- [Task requirements] Copy out every line in which the string "length" occurs.

- [Provided entries]
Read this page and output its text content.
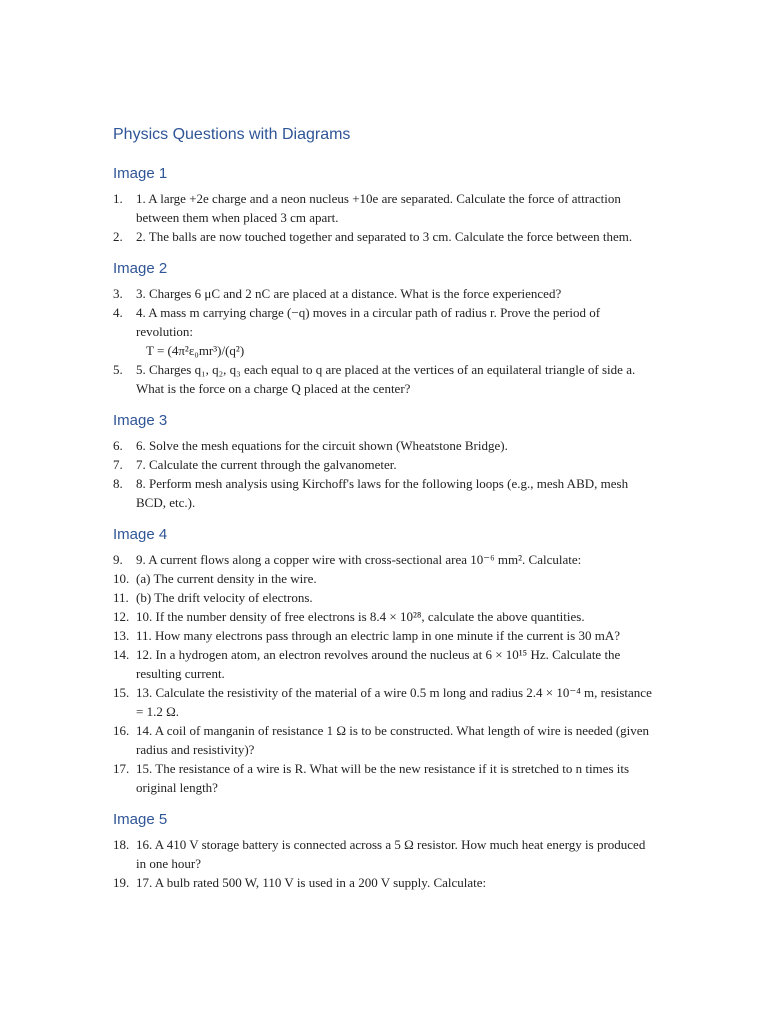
Physics Questions with Diagrams
Image 1
1. 1. A large +2e charge and a neon nucleus +10e are separated. Calculate the force of attraction between them when placed 3 cm apart.
2. 2. The balls are now touched together and separated to 3 cm. Calculate the force between them.
Image 2
3. 3. Charges 6 μC and 2 nC are placed at a distance. What is the force experienced?
4. 4. A mass m carrying charge (−q) moves in a circular path of radius r. Prove the period of revolution:
T = (4π²ε₀mr³)/(q²)
5. 5. Charges q₁, q₂, q₃ each equal to q are placed at the vertices of an equilateral triangle of side a. What is the force on a charge Q placed at the center?
Image 3
6. 6. Solve the mesh equations for the circuit shown (Wheatstone Bridge).
7. 7. Calculate the current through the galvanometer.
8. 8. Perform mesh analysis using Kirchoff's laws for the following loops (e.g., mesh ABD, mesh BCD, etc.).
Image 4
9. 9. A current flows along a copper wire with cross-sectional area 10⁻⁶ mm². Calculate:
10. (a) The current density in the wire.
11. (b) The drift velocity of electrons.
12. 10. If the number density of free electrons is 8.4 × 10²⁸, calculate the above quantities.
13. 11. How many electrons pass through an electric lamp in one minute if the current is 30 mA?
14. 12. In a hydrogen atom, an electron revolves around the nucleus at 6 × 10¹⁵ Hz. Calculate the resulting current.
15. 13. Calculate the resistivity of the material of a wire 0.5 m long and radius 2.4 × 10⁻⁴ m, resistance = 1.2 Ω.
16. 14. A coil of manganin of resistance 1 Ω is to be constructed. What length of wire is needed (given radius and resistivity)?
17. 15. The resistance of a wire is R. What will be the new resistance if it is stretched to n times its original length?
Image 5
18. 16. A 410 V storage battery is connected across a 5 Ω resistor. How much heat energy is produced in one hour?
19. 17. A bulb rated 500 W, 110 V is used in a 200 V supply. Calculate:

- [Correct response]
16. 14. A coil of manganin of resistance 1 Ω is to be constructed. What length of wire is needed (given radius and resistivity)?
17. 15. The resistance of a wire is R. What will be the new resistance if it is stretched to n times its original length?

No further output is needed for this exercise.